### What is asked
Using the material that follows, identify and copy each line with the string "Potential".

### Record set
________

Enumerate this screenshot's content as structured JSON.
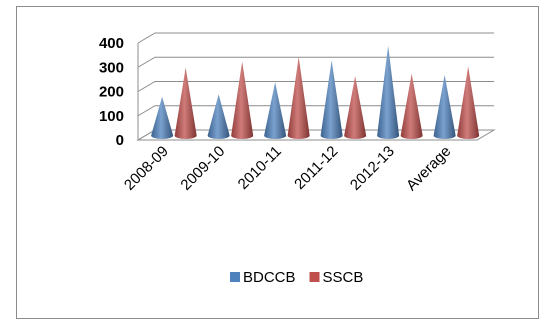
{
  "chart_data": {
    "type": "bar",
    "title": "",
    "xlabel": "",
    "ylabel": "",
    "categories": [
      "2008-09",
      "2009-10",
      "2010-11",
      "2011-12",
      "2012-13",
      "Average"
    ],
    "series": [
      {
        "name": "BDCCB",
        "values": [
          160,
          170,
          220,
          310,
          370,
          250
        ],
        "color": "#4f81bd"
      },
      {
        "name": "SSCB",
        "values": [
          280,
          305,
          325,
          245,
          255,
          285
        ],
        "color": "#c0504d"
      }
    ],
    "ylim": [
      0,
      400
    ],
    "yticks": [
      "0",
      "100",
      "200",
      "300",
      "400"
    ],
    "grid": true,
    "legend_position": "bottom",
    "shape": "cone"
  }
}
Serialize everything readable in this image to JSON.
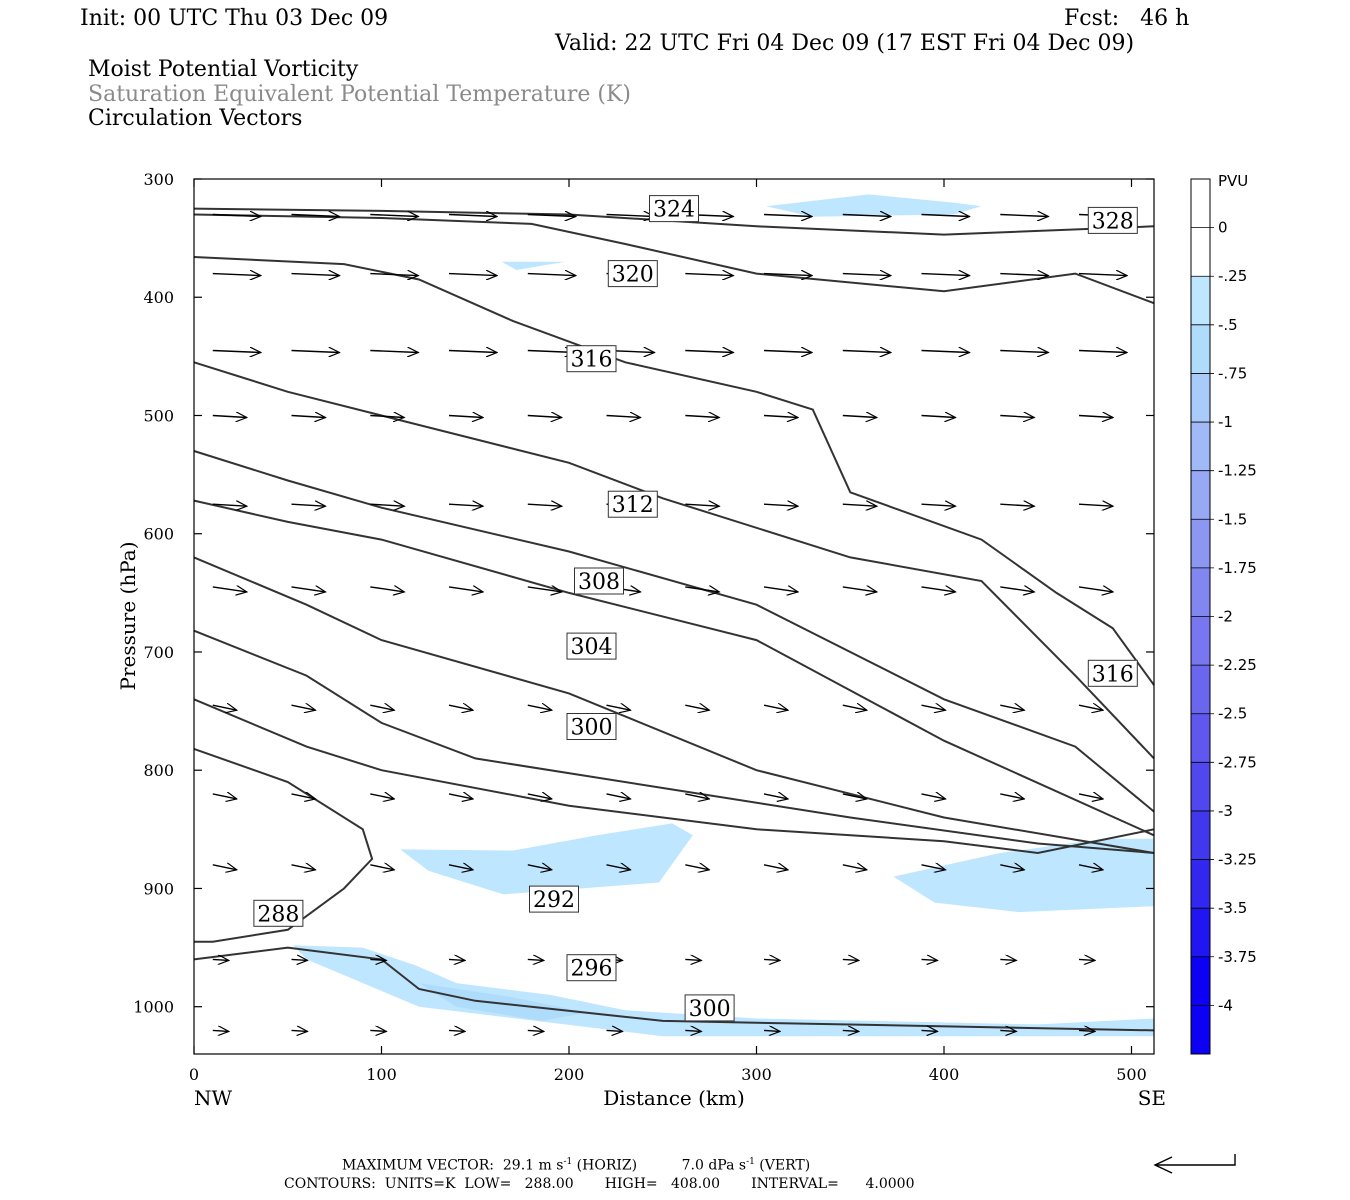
{
  "header": {
    "init": "Init: 00 UTC Thu 03 Dec 09",
    "fcst": "Fcst:   46 h",
    "valid": "Valid: 22 UTC Fri 04 Dec 09 (17 EST Fri 04 Dec 09)",
    "field1": "Moist Potential Vorticity",
    "field2": "Saturation Equivalent Potential Temperature (K)",
    "field3": "Circulation Vectors"
  },
  "footer": {
    "max_vector_label": "MAXIMUM VECTOR:",
    "max_vector_horiz": "29.1 m s",
    "horiz_tag": "(HORIZ)",
    "max_vector_vert": "7.0 dPa s",
    "vert_tag": "(VERT)",
    "exp": "-1",
    "contours": "CONTOURS:  UNITS=K  LOW=   288.00       HIGH=   408.00       INTERVAL=      4.0000"
  },
  "colors": {
    "contour": "#333333",
    "pv_shades": [
      "#ffffff",
      "#ffffff",
      "#bfe6ff",
      "#b0dcfc",
      "#a8cbfa",
      "#a0b9f7",
      "#97a8f5",
      "#8c97f2",
      "#8286f1",
      "#7876f0",
      "#6b66ee",
      "#5f57ee",
      "#5048ee",
      "#4138ee",
      "#3227ef",
      "#2016f2",
      "#0c00f5"
    ]
  },
  "chart_data": {
    "type": "contour",
    "xlabel": "Distance (km)",
    "ylabel": "Pressure (hPa)",
    "xlim": [
      0,
      512
    ],
    "ylim": [
      300,
      1040
    ],
    "x_ticks": [
      0,
      100,
      200,
      300,
      400,
      500
    ],
    "y_ticks": [
      300,
      400,
      500,
      600,
      700,
      800,
      900,
      1000
    ],
    "x_end_labels": [
      "NW",
      "SE"
    ],
    "colorbar": {
      "title": "PVU",
      "labels": [
        "0",
        "-.25",
        "-.5",
        "-.75",
        "-1",
        "-1.25",
        "-1.5",
        "-1.75",
        "-2",
        "-2.25",
        "-2.5",
        "-2.75",
        "-3",
        "-3.25",
        "-3.5",
        "-3.75",
        "-4"
      ]
    },
    "contour_labels": [
      {
        "text": "324",
        "x": 256,
        "p": 325
      },
      {
        "text": "328",
        "x": 490,
        "p": 335
      },
      {
        "text": "320",
        "x": 234,
        "p": 380
      },
      {
        "text": "316",
        "x": 212,
        "p": 452
      },
      {
        "text": "312",
        "x": 234,
        "p": 575
      },
      {
        "text": "308",
        "x": 216,
        "p": 640
      },
      {
        "text": "304",
        "x": 212,
        "p": 695
      },
      {
        "text": "300",
        "x": 212,
        "p": 763
      },
      {
        "text": "316",
        "x": 490,
        "p": 718
      },
      {
        "text": "288",
        "x": 45,
        "p": 921
      },
      {
        "text": "292",
        "x": 192,
        "p": 909
      },
      {
        "text": "296",
        "x": 212,
        "p": 967
      },
      {
        "text": "300",
        "x": 275,
        "p": 1001
      }
    ],
    "theta_e_contours": [
      {
        "level": 328,
        "points": [
          [
            0,
            325
          ],
          [
            100,
            327
          ],
          [
            200,
            330
          ],
          [
            300,
            340
          ],
          [
            400,
            347
          ],
          [
            512,
            340
          ]
        ]
      },
      {
        "level": 324,
        "points": [
          [
            0,
            330
          ],
          [
            100,
            333
          ],
          [
            180,
            338
          ],
          [
            230,
            355
          ],
          [
            300,
            380
          ],
          [
            400,
            395
          ],
          [
            470,
            380
          ],
          [
            512,
            405
          ]
        ]
      },
      {
        "level": 320,
        "points": [
          [
            0,
            366
          ],
          [
            80,
            372
          ],
          [
            120,
            385
          ],
          [
            170,
            420
          ],
          [
            230,
            455
          ],
          [
            300,
            480
          ],
          [
            330,
            495
          ],
          [
            350,
            565
          ],
          [
            420,
            605
          ],
          [
            460,
            650
          ],
          [
            490,
            680
          ],
          [
            512,
            728
          ]
        ]
      },
      {
        "level": 316,
        "points": [
          [
            0,
            455
          ],
          [
            50,
            480
          ],
          [
            100,
            500
          ],
          [
            200,
            540
          ],
          [
            250,
            570
          ],
          [
            350,
            620
          ],
          [
            420,
            640
          ],
          [
            470,
            720
          ],
          [
            512,
            790
          ]
        ]
      },
      {
        "level": 312,
        "points": [
          [
            0,
            530
          ],
          [
            50,
            555
          ],
          [
            100,
            578
          ],
          [
            200,
            615
          ],
          [
            300,
            660
          ],
          [
            400,
            740
          ],
          [
            470,
            780
          ],
          [
            512,
            835
          ]
        ]
      },
      {
        "level": 308,
        "points": [
          [
            0,
            572
          ],
          [
            50,
            590
          ],
          [
            100,
            605
          ],
          [
            200,
            650
          ],
          [
            300,
            690
          ],
          [
            400,
            775
          ],
          [
            512,
            855
          ]
        ]
      },
      {
        "level": 304,
        "points": [
          [
            0,
            620
          ],
          [
            60,
            660
          ],
          [
            100,
            690
          ],
          [
            200,
            735
          ],
          [
            300,
            800
          ],
          [
            400,
            840
          ],
          [
            512,
            870
          ]
        ]
      },
      {
        "level": 300,
        "points": [
          [
            0,
            682
          ],
          [
            60,
            720
          ],
          [
            100,
            760
          ],
          [
            150,
            790
          ],
          [
            250,
            815
          ],
          [
            350,
            840
          ],
          [
            450,
            862
          ],
          [
            512,
            870
          ]
        ]
      },
      {
        "level": 296,
        "points": [
          [
            0,
            740
          ],
          [
            60,
            780
          ],
          [
            100,
            800
          ],
          [
            200,
            830
          ],
          [
            300,
            850
          ],
          [
            400,
            860
          ],
          [
            450,
            870
          ],
          [
            512,
            850
          ]
        ]
      },
      {
        "level": 292,
        "points": [
          [
            0,
            782
          ],
          [
            50,
            810
          ],
          [
            90,
            850
          ],
          [
            95,
            875
          ],
          [
            80,
            900
          ],
          [
            50,
            935
          ],
          [
            10,
            945
          ],
          [
            0,
            945
          ]
        ]
      },
      {
        "level": 288,
        "points": [
          [
            0,
            960
          ],
          [
            50,
            950
          ],
          [
            100,
            960
          ],
          [
            120,
            985
          ],
          [
            150,
            995
          ],
          [
            250,
            1012
          ],
          [
            512,
            1020
          ]
        ]
      }
    ],
    "pv_areas": [
      {
        "value": -0.25,
        "points": [
          [
            305,
            323
          ],
          [
            360,
            313
          ],
          [
            405,
            320
          ],
          [
            420,
            323
          ],
          [
            405,
            330
          ],
          [
            330,
            332
          ]
        ]
      },
      {
        "value": -0.25,
        "points": [
          [
            164,
            370
          ],
          [
            198,
            370
          ],
          [
            172,
            377
          ]
        ]
      },
      {
        "value": -0.25,
        "points": [
          [
            110,
            867
          ],
          [
            170,
            868
          ],
          [
            215,
            855
          ],
          [
            255,
            845
          ],
          [
            266,
            855
          ],
          [
            248,
            895
          ],
          [
            165,
            905
          ],
          [
            125,
            885
          ]
        ]
      },
      {
        "value": -0.25,
        "points": [
          [
            373,
            890
          ],
          [
            430,
            870
          ],
          [
            485,
            858
          ],
          [
            512,
            858
          ],
          [
            512,
            915
          ],
          [
            440,
            920
          ],
          [
            395,
            912
          ]
        ]
      },
      {
        "value": -0.25,
        "points": [
          [
            53,
            948
          ],
          [
            90,
            950
          ],
          [
            118,
            965
          ],
          [
            140,
            980
          ],
          [
            190,
            990
          ],
          [
            230,
            1003
          ],
          [
            300,
            1010
          ],
          [
            450,
            1015
          ],
          [
            512,
            1010
          ],
          [
            512,
            1025
          ],
          [
            250,
            1025
          ],
          [
            120,
            1000
          ],
          [
            60,
            960
          ]
        ]
      },
      {
        "value": -0.5,
        "points": [
          [
            120,
            980
          ],
          [
            170,
            992
          ],
          [
            210,
            1005
          ],
          [
            185,
            1012
          ],
          [
            140,
            1000
          ]
        ]
      }
    ],
    "vectors": [
      {
        "p": 325,
        "dirs": [
          [
            0,
            8
          ]
        ]
      },
      {
        "p": 390,
        "dirs": [
          [
            0,
            6
          ]
        ]
      }
    ]
  }
}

________

### Expected answer
    "field1": "Moist Potential Vorticity",
    "field2": "Saturation Equivalent Potential Temperature (K)",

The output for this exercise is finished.